**PROVIDED ENTRIES:**
# # #
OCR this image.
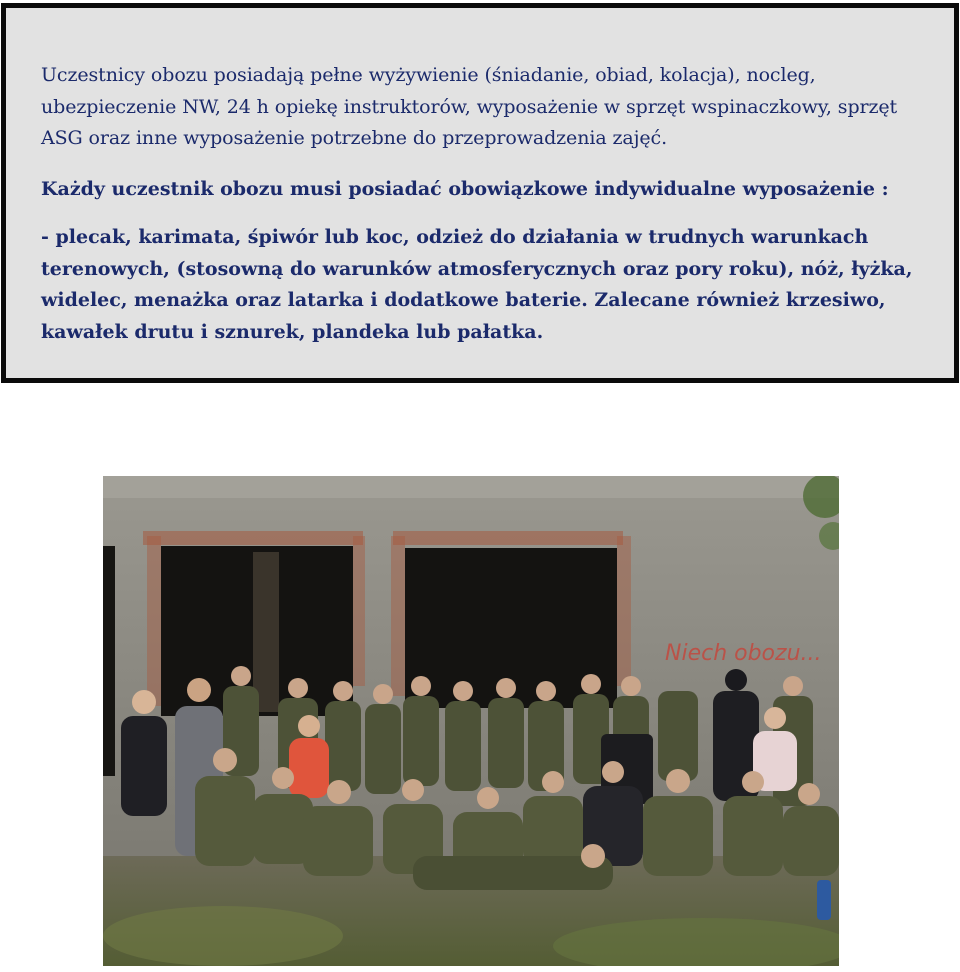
Uczestnicy obozu posiadają pełne wyżywienie (śniadanie, obiad, kolacja), nocleg, ubezpieczenie NW, 24 h opiekę instruktorów, wyposażenie w sprzęt wspinaczkowy, sprzęt ASG oraz inne wyposażenie potrzebne do przeprowadzenia zajęć.

Każdy uczestnik obozu musi posiadać obowiązkowe indywidualne wyposażenie :

- plecak, karimata, śpiwór lub koc, odzież do działania w trudnych warunkach terenowych, (stosowną do warunków atmosferycznych oraz pory roku), nóż, łyżka, widelec, menażka oraz latarka i dodatkowe baterie. Zalecane również krzesiwo, kawałek drutu i sznurek, plandeka lub pałatka.

Niech obozu...
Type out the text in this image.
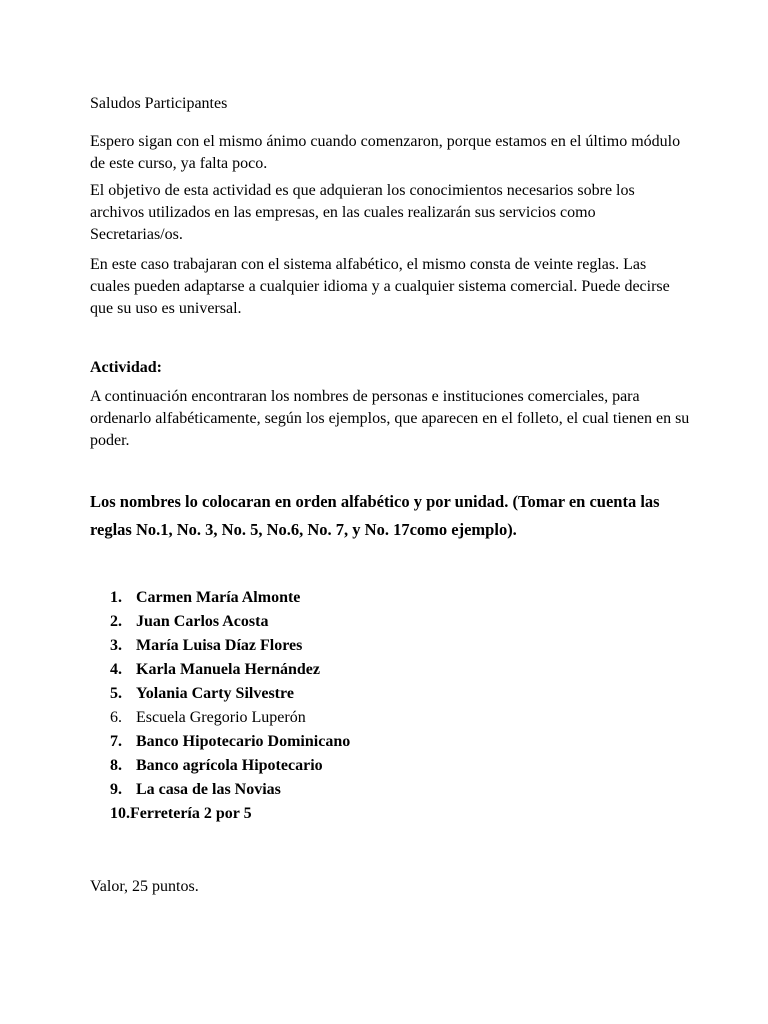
Saludos Participantes

Espero sigan con el mismo ánimo cuando comenzaron, porque estamos en el último módulo de este curso, ya falta poco.

El objetivo de esta actividad es que adquieran los conocimientos necesarios sobre los archivos utilizados en las empresas, en las cuales realizarán sus servicios como Secretarias/os.

En este caso trabajaran con el sistema alfabético, el mismo consta de veinte reglas. Las cuales pueden adaptarse a cualquier idioma y a cualquier sistema comercial. Puede decirse que su uso es universal.

Actividad:

A continuación encontraran los nombres de personas e instituciones comerciales, para ordenarlo alfabéticamente, según los ejemplos, que aparecen en el folleto, el cual tienen en su poder.

Los nombres lo colocaran en orden alfabético y por unidad. (Tomar en cuenta las reglas No.1, No. 3, No. 5, No.6, No. 7, y No. 17como ejemplo).

1. Carmen María Almonte
2. Juan Carlos Acosta
3. María Luisa Díaz Flores
4. Karla Manuela Hernández
5. Yolania Carty Silvestre
6. Escuela Gregorio Luperón
7. Banco Hipotecario Dominicano
8. Banco agrícola Hipotecario
9. La casa de las Novias
10.Ferretería 2 por 5

Valor, 25 puntos.
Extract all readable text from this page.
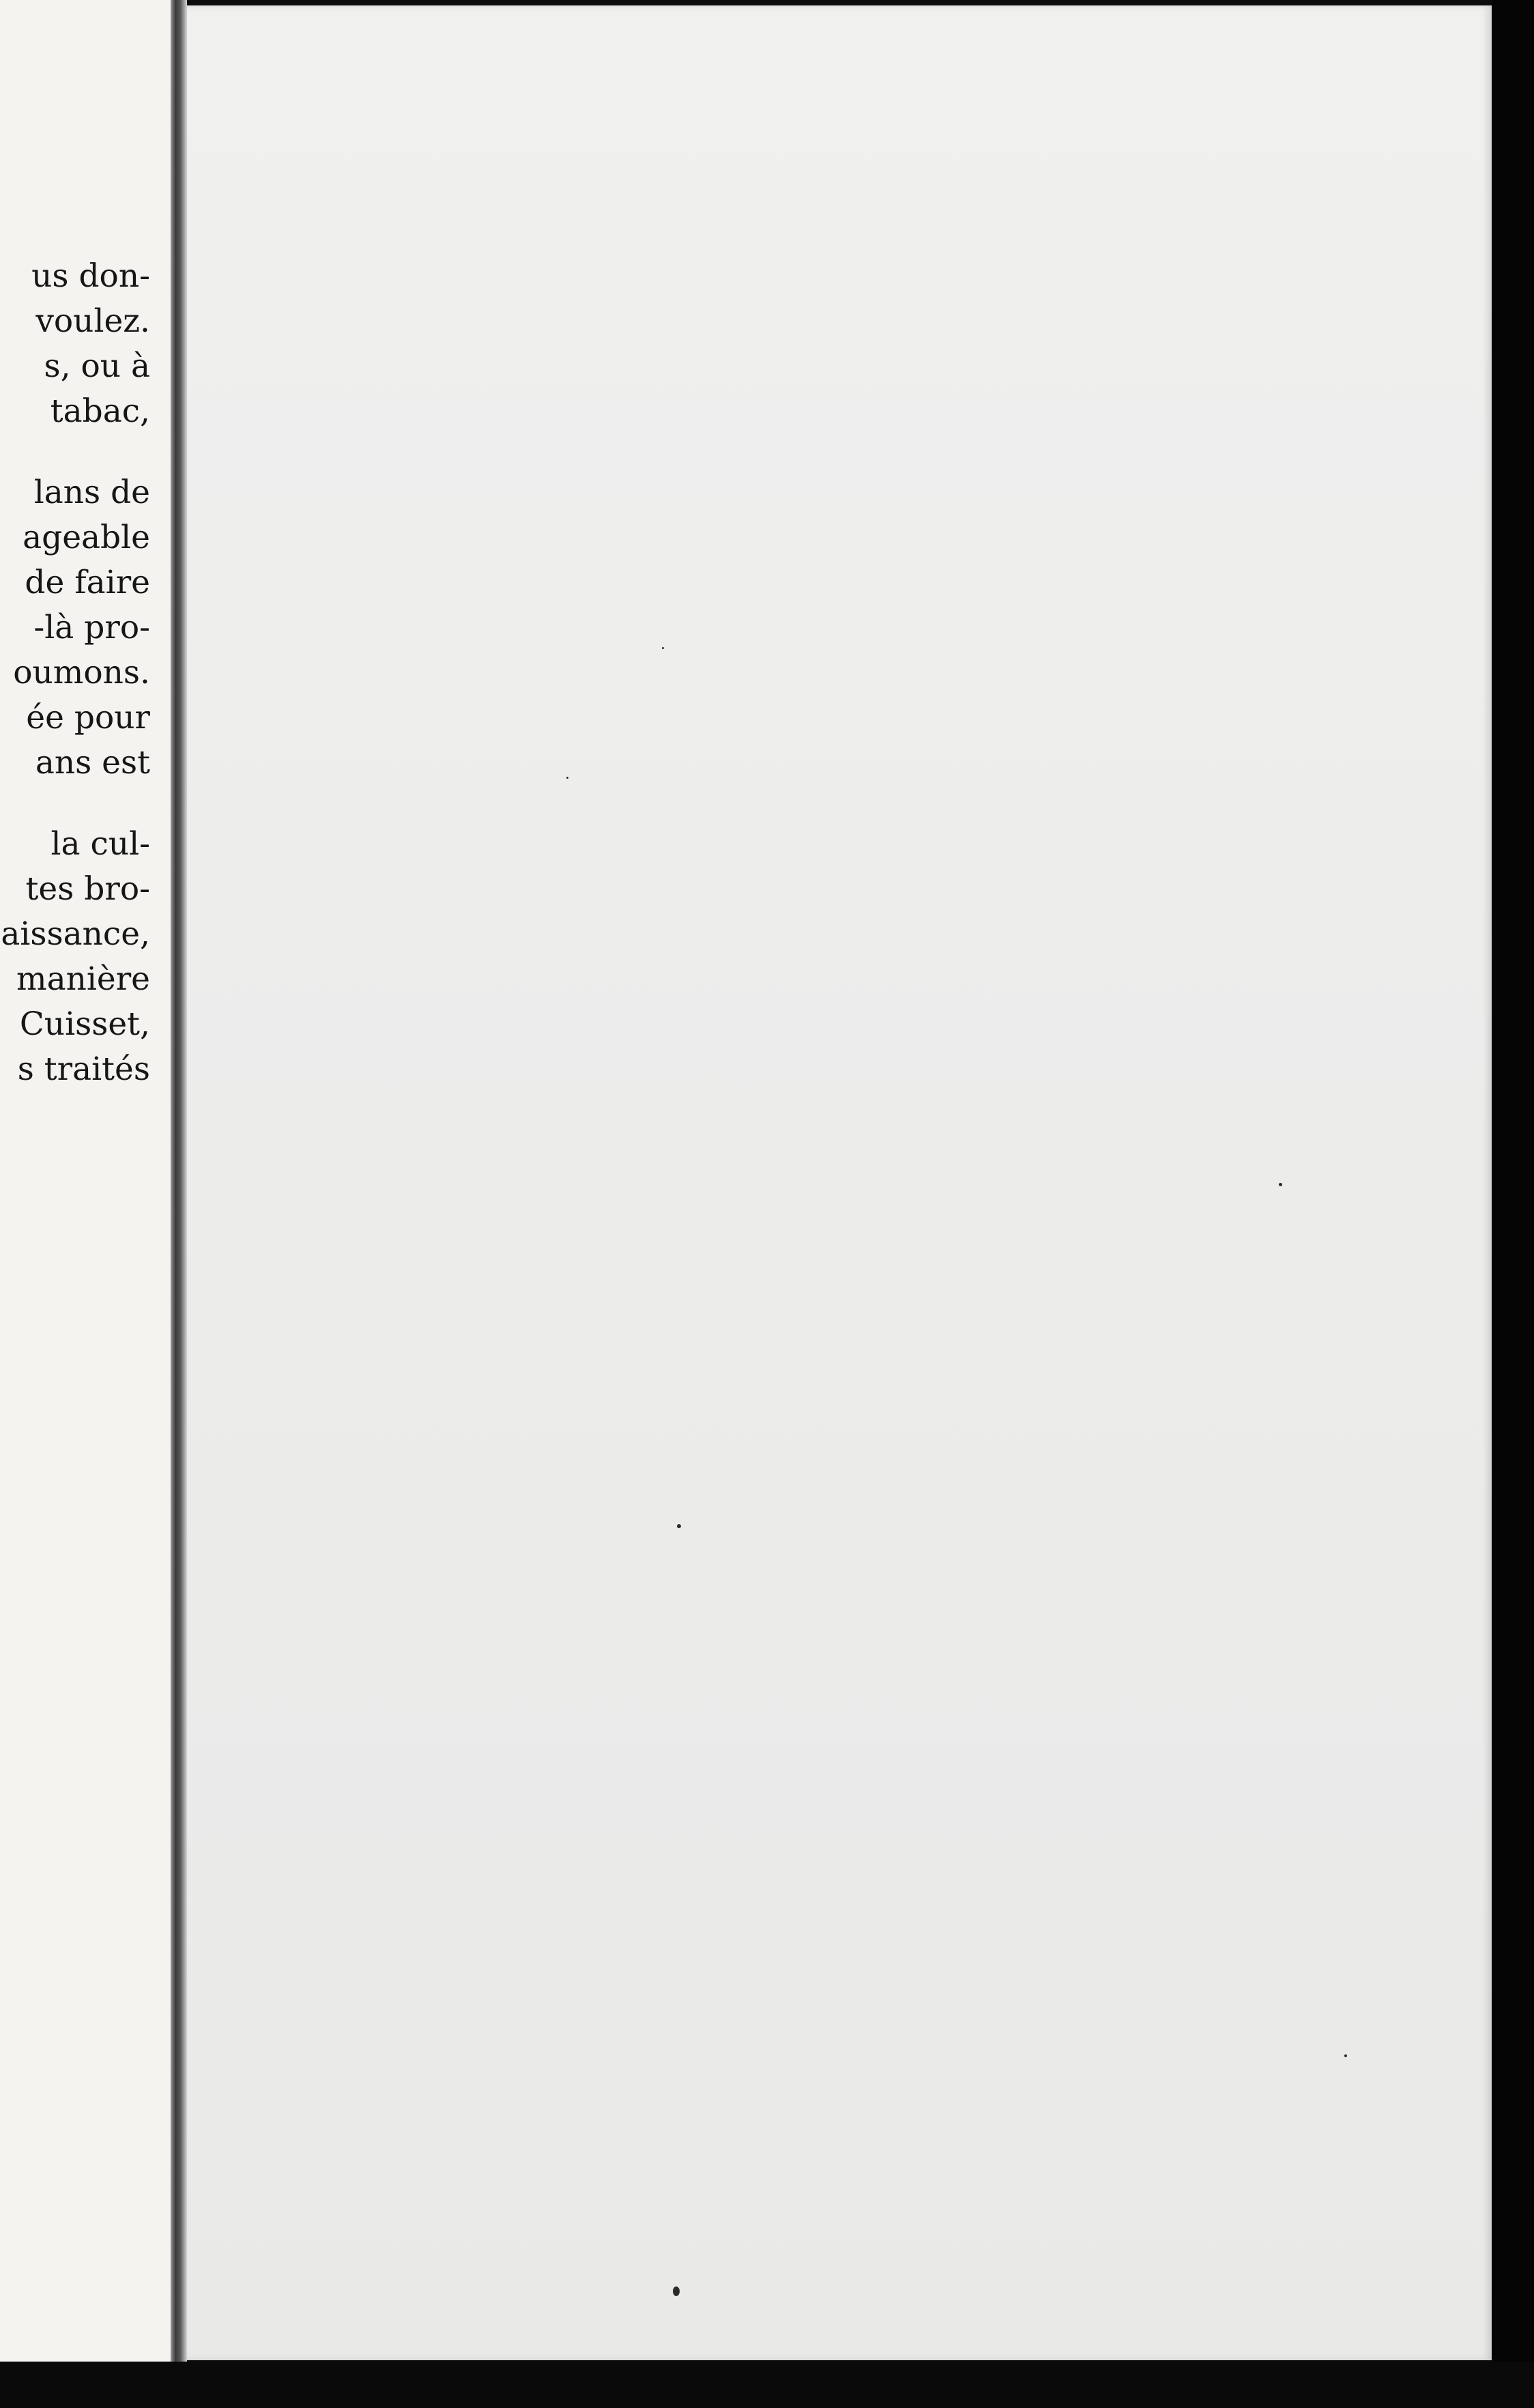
us don-
voulez.
s, ou à
tabac,
lans de
ageable
de faire
-là pro-
oumons.
ée pour
ans est
la cul-
tes bro-
aissance,
manière
Cuisset,
s traités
# # #
**WHAT TO PRODUCE:** Copy the listing over exactly, skipping the pictures it holds.

**PROBLEM SOLUTION:**
OCR this image.
Uczestnicy obozu posiadają pełne wyżywienie (śniadanie, obiad, kolacja), nocleg, ubezpieczenie NW, 24 h opiekę instruktorów, wyposażenie w sprzęt wspinaczkowy, sprzęt ASG oraz inne wyposażenie potrzebne do przeprowadzenia zajęć.

Każdy uczestnik obozu musi posiadać obowiązkowe indywidualne wyposażenie :

- plecak, karimata, śpiwór lub koc, odzież do działania w trudnych warunkach terenowych, (stosowną do warunków atmosferycznych oraz pory roku), nóż, łyżka, widelec, menażka oraz latarka i dodatkowe baterie. Zalecane również krzesiwo, kawałek drutu i sznurek, plandeka lub pałatka.

Niech obozu...
Type out the text in this image.
Saludos Participantes

Espero sigan con el mismo ánimo cuando comenzaron, porque estamos en el último módulo de este curso, ya falta poco.

El objetivo de esta actividad es que adquieran los conocimientos necesarios sobre los archivos utilizados en las empresas, en las cuales realizarán sus servicios como Secretarias/os.

En este caso trabajaran con el sistema alfabético, el mismo consta de veinte reglas. Las cuales pueden adaptarse a cualquier idioma y a cualquier sistema comercial. Puede decirse que su uso es universal.

Actividad:

A continuación encontraran los nombres de personas e instituciones comerciales, para ordenarlo alfabéticamente, según los ejemplos, que aparecen en el folleto, el cual tienen en su poder.

Los nombres lo colocaran en orden alfabético y por unidad. (Tomar en cuenta las reglas No.1, No. 3, No. 5, No.6, No. 7, y No. 17como ejemplo).

1. Carmen María Almonte
2. Juan Carlos Acosta
3. María Luisa Díaz Flores
4. Karla Manuela Hernández
5. Yolania Carty Silvestre
6. Escuela Gregorio Luperón
7. Banco Hipotecario Dominicano
8. Banco agrícola Hipotecario
9. La casa de las Novias
10.Ferretería 2 por 5

Valor, 25 puntos.
Extract all readable text from this page.
us don-
voulez.
s, ou à
tabac,
lans de
ageable
de faire
-là pro-
oumons.
ée pour
ans est
la cul-
tes bro-
aissance,
manière
Cuisset,
s traités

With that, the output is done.